(Set problem) Repeat each entry word for word. Leave any images out of the copy.

[Dataset excerpts]
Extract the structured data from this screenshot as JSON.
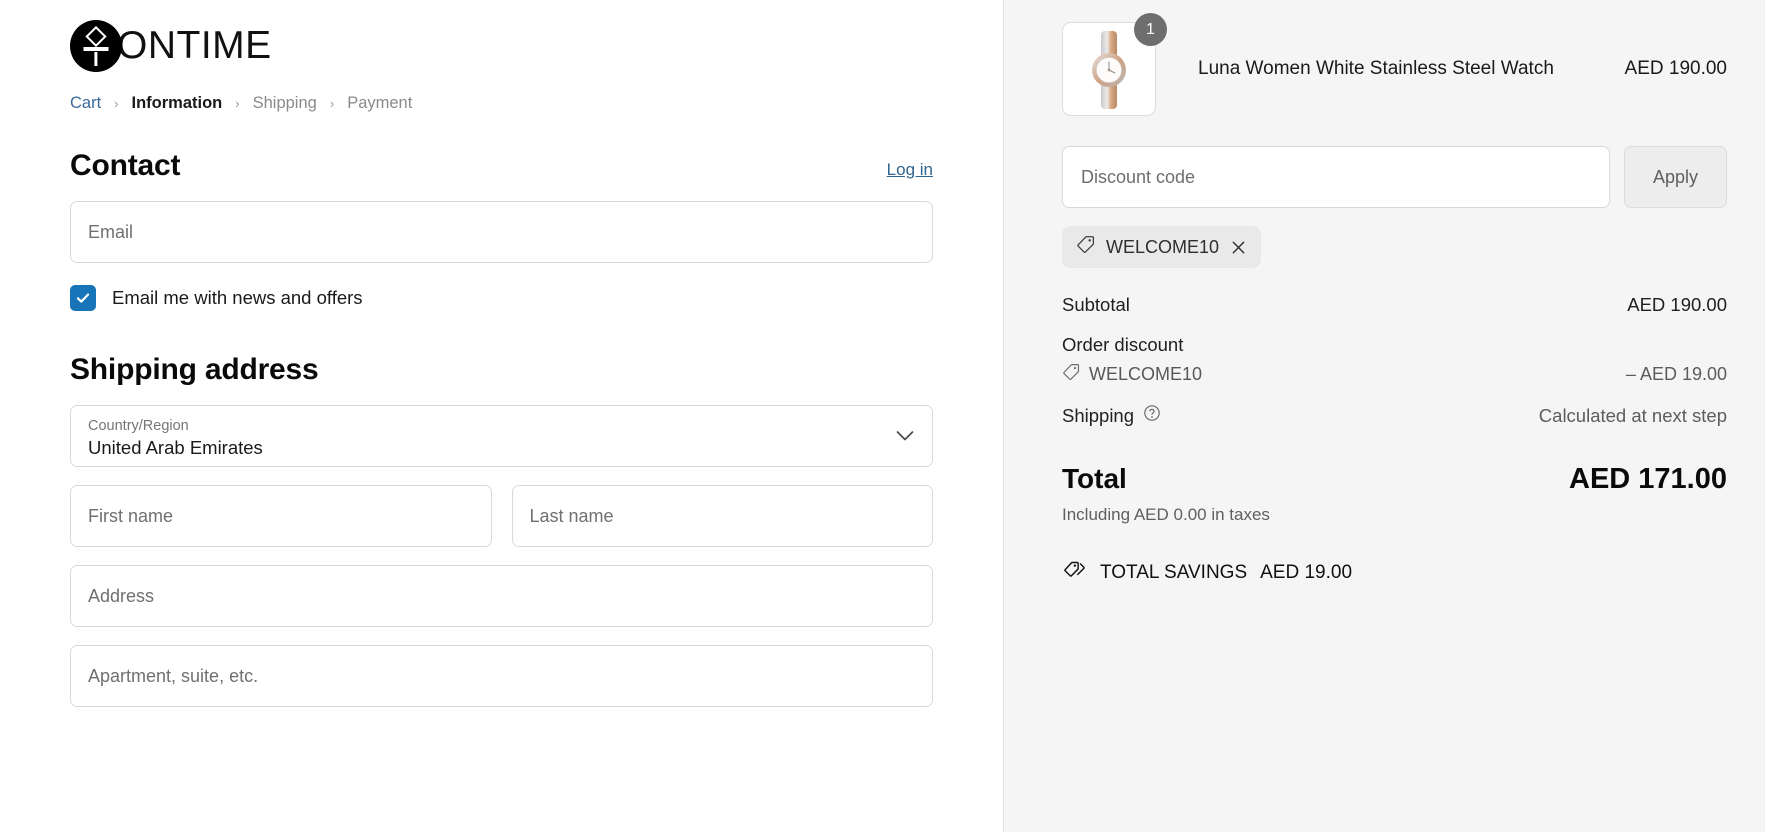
{
  "brand": {
    "name": "ONTIME",
    "logo_icon": "ontime-watch-logo"
  },
  "breadcrumb": {
    "items": [
      {
        "label": "Cart",
        "state": "link"
      },
      {
        "label": "Information",
        "state": "current"
      },
      {
        "label": "Shipping",
        "state": "muted"
      },
      {
        "label": "Payment",
        "state": "muted"
      }
    ],
    "separator": "›"
  },
  "contact": {
    "title": "Contact",
    "login_label": "Log in",
    "email": {
      "placeholder": "Email",
      "value": ""
    },
    "newsletter": {
      "label": "Email me with news and offers",
      "checked": true
    }
  },
  "shipping_address": {
    "title": "Shipping address",
    "country": {
      "label": "Country/Region",
      "value": "United Arab Emirates"
    },
    "first_name": {
      "placeholder": "First name",
      "value": ""
    },
    "last_name": {
      "placeholder": "Last name",
      "value": ""
    },
    "address": {
      "placeholder": "Address",
      "value": ""
    },
    "apartment": {
      "placeholder": "Apartment, suite, etc.",
      "value": ""
    }
  },
  "order_summary": {
    "item": {
      "name": "Luna Women White Stainless Steel Watch",
      "price": "AED 190.00",
      "quantity": "1",
      "image_alt": "luna-women-white-stainless-steel-watch"
    },
    "discount": {
      "placeholder": "Discount code",
      "value": "",
      "apply_label": "Apply",
      "applied_code": "WELCOME10"
    },
    "rows": [
      {
        "label": "Subtotal",
        "value": "AED 190.00"
      },
      {
        "label": "Order discount",
        "value": ""
      },
      {
        "label": "WELCOME10",
        "value": "– AED 19.00"
      },
      {
        "label": "Shipping",
        "value": "Calculated at next step"
      }
    ],
    "total": {
      "label": "Total",
      "value": "AED 171.00",
      "taxes_note": "Including AED 0.00 in taxes"
    },
    "savings": {
      "label": "TOTAL SAVINGS",
      "value": "AED 19.00"
    }
  },
  "colors": {
    "link": "#3a6a98",
    "checkbox": "#1874b8",
    "panel_bg": "#f5f5f5",
    "badge": "#6e6e6e"
  }
}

(Task solution)
Extract the structured data from this screenshot as JSON.
{
  "brand": {
    "name": "ONTIME",
    "logo_icon": "ontime-watch-logo"
  },
  "breadcrumb": {
    "items": [
      {
        "label": "Cart",
        "state": "link"
      },
      {
        "label": "Information",
        "state": "current"
      },
      {
        "label": "Shipping",
        "state": "muted"
      },
      {
        "label": "Payment",
        "state": "muted"
      }
    ],
    "separator": "›"
  },
  "contact": {
    "title": "Contact",
    "login_label": "Log in",
    "email": {
      "placeholder": "Email",
      "value": ""
    },
    "newsletter": {
      "label": "Email me with news and offers",
      "checked": true
    }
  },
  "shipping_address": {
    "title": "Shipping address",
    "country": {
      "label": "Country/Region",
      "value": "United Arab Emirates"
    },
    "first_name": {
      "placeholder": "First name",
      "value": ""
    },
    "last_name": {
      "placeholder": "Last name",
      "value": ""
    },
    "address": {
      "placeholder": "Address",
      "value": ""
    },
    "apartment": {
      "placeholder": "Apartment, suite, etc.",
      "value": ""
    }
  },
  "order_summary": {
    "item": {
      "name": "Luna Women White Stainless Steel Watch",
      "price": "AED 190.00",
      "quantity": "1",
      "image_alt": "luna-women-white-stainless-steel-watch"
    },
    "discount": {
      "placeholder": "Discount code",
      "value": "",
      "apply_label": "Apply",
      "applied_code": "WELCOME10"
    },
    "rows": [
      {
        "label": "Subtotal",
        "value": "AED 190.00"
      },
      {
        "label": "Order discount",
        "value": ""
      },
      {
        "label": "WELCOME10",
        "value": "– AED 19.00"
      },
      {
        "label": "Shipping",
        "value": "Calculated at next step"
      }
    ],
    "total": {
      "label": "Total",
      "value": "AED 171.00",
      "taxes_note": "Including AED 0.00 in taxes"
    },
    "savings": {
      "label": "TOTAL SAVINGS",
      "value": "AED 19.00"
    }
  },
  "colors": {
    "link": "#3a6a98",
    "checkbox": "#1874b8",
    "panel_bg": "#f5f5f5",
    "badge": "#6e6e6e"
  }
}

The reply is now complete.